Nonetheless, he received an email from Guardian US’s editor in chief John Mulholland accusing him of both antisemitism and of spreading “fake news”. Mulholland demanded that Robinson immediately delete the tweet and apologize. He complied on both counts, apologizing specifically for “doing anything that could be construed as compromising the integrity of the paper”. Mulholland responded by thanking him for his “swift reply, and action” and indicated that the working relationship would continue. However, apparently, Robinson had been lied to. After a few weeks of his editor failing to respond to his pitches, his editor at the Guardian terminated his column following pressure from Mulholland and explained Robinson couldn’t pitch freelance articles either.
…and not for the first time
Writing in Common Dreams, Jonathan Cook, who had also fallen foul of the Guardian’s unwritten guidelines on Israel, was clear about its motivation:
The unspoken Guardian rule we broke was to suggest one of the following: that there might be inherent contradictions between Israel’s claim to be a democracy and its self-definition in exclusivist, chauvinist, ethnic terms; or that Israel’s self-declared status as a militaristic, ethnic, rather than civic, state might be connected to its continuing abuses and crimes against Palestinians; or that, because Israel wishes to conceal its ugly, anachronistic ethnic project, it and its defenders might act in bad faith; or that the US might be actively complicit in this ethnically inspired, colonial project to dispossess Palestinians.
Robinson, Cook, and Wilder are not the only ones to face dismissal for criticizing Israel either. In November 2018, CNN fired longtime contributor Marc Lamont Hill following comments he made during a speech at the United Nations. Hill, who is also a professor at Temple University in Philadelphia, had stated that he supports a “free Palestine from the river to the sea.” As was the case with Wilder, pro-Israel groups applied pressure to fire him and the right-wing media, including Fox News, put their weight behind the effort.

_Directions_
Continue the passage on journalists who lost their posts after criticizing Israel, picking up after its last sentence.

_Supplied records_

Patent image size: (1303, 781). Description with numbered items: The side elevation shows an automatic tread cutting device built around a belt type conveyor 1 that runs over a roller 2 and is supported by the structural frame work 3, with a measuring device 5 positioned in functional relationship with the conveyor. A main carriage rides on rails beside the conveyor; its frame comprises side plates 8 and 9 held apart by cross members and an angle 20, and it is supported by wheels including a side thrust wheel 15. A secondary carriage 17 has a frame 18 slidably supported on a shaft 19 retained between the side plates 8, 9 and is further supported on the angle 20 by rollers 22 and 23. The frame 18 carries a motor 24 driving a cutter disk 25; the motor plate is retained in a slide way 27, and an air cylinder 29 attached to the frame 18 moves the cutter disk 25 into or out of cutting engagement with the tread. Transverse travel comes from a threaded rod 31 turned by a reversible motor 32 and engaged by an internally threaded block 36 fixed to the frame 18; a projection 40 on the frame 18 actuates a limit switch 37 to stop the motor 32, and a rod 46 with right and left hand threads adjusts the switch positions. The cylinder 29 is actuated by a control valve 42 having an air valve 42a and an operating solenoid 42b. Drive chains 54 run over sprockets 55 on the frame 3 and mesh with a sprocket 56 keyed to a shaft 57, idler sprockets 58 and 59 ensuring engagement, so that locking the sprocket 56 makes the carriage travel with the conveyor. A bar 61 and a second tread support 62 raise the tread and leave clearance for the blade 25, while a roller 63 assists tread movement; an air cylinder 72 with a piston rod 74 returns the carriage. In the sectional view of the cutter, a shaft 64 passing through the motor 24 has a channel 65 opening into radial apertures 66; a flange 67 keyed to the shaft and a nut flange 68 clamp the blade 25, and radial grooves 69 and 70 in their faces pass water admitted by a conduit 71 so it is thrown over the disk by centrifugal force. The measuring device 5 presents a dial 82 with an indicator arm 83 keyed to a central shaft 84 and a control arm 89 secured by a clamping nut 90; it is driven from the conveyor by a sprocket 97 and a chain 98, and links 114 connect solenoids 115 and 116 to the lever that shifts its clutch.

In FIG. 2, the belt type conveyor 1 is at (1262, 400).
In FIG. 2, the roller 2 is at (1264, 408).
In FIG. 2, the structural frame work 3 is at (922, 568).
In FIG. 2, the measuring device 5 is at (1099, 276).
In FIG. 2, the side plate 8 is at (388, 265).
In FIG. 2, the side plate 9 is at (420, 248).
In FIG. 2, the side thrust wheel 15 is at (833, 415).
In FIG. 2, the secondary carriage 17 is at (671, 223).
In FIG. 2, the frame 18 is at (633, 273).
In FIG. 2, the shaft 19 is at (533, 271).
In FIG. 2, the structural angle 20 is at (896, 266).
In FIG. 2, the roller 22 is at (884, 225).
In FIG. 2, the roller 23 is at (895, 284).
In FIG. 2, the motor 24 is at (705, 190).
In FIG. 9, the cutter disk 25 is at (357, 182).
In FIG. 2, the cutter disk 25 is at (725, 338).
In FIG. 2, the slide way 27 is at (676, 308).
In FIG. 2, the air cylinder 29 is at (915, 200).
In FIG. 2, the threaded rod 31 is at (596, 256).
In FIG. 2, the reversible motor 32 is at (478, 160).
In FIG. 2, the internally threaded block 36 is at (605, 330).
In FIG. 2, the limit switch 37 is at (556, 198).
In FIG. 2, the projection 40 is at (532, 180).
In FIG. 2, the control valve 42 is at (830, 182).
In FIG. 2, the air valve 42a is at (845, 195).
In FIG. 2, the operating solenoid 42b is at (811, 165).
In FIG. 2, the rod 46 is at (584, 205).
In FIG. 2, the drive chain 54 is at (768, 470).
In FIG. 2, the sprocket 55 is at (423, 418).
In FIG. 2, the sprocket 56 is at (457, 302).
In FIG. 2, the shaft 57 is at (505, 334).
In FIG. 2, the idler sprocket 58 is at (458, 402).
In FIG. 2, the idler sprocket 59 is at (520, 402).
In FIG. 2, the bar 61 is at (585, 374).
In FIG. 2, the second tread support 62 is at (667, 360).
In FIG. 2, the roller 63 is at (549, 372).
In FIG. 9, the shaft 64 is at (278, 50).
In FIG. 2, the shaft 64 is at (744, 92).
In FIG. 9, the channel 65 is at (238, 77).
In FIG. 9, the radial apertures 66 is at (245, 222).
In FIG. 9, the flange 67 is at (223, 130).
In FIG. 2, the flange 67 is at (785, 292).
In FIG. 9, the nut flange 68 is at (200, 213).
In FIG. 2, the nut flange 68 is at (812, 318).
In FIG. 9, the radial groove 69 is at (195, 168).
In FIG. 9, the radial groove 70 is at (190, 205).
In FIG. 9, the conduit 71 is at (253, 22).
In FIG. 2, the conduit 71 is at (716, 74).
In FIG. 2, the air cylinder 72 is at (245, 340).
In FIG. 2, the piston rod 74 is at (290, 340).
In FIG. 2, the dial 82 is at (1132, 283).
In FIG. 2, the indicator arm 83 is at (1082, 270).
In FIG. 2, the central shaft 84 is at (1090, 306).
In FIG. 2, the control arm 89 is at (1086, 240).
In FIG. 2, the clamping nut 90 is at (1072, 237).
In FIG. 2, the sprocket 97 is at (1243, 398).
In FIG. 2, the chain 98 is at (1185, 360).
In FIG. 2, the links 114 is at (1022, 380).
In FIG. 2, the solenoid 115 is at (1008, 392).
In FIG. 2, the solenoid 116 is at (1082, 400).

_The output_
A tried and trusted tactic of pro-Israel groups
In an essay discussing his dismissal from the Guardian, Robinson described how this process works:
The Center for Constitutional Rights has shown that “Israel advocacy organizations, universities, government actors, and other institutions” have targeted pro-Palestinian activists with a number of tactics “including event cancellations, baseless legal complaints, administrative disciplinary actions, firings, and false and inflammatory accusations of terrorism and antisemitism” and concludes that there is a “Palestine exception to free speech.”
Clearly, mainstream media outlets like the Associated Press and the Guardian can’t be trusted to tell the truth about Israel’s crimes against the Palestinians and its increasing degeneration into an outright apartheid state. After all, how can they when they actively penalize their own staff for violating its ironclad commitment to shielding Israel and its US backers from criticism? A large responsibility, therefore, falls to independent media outlets like The Canary to push back against this organized effort to silence those who stand up for truth and Palestinian rights.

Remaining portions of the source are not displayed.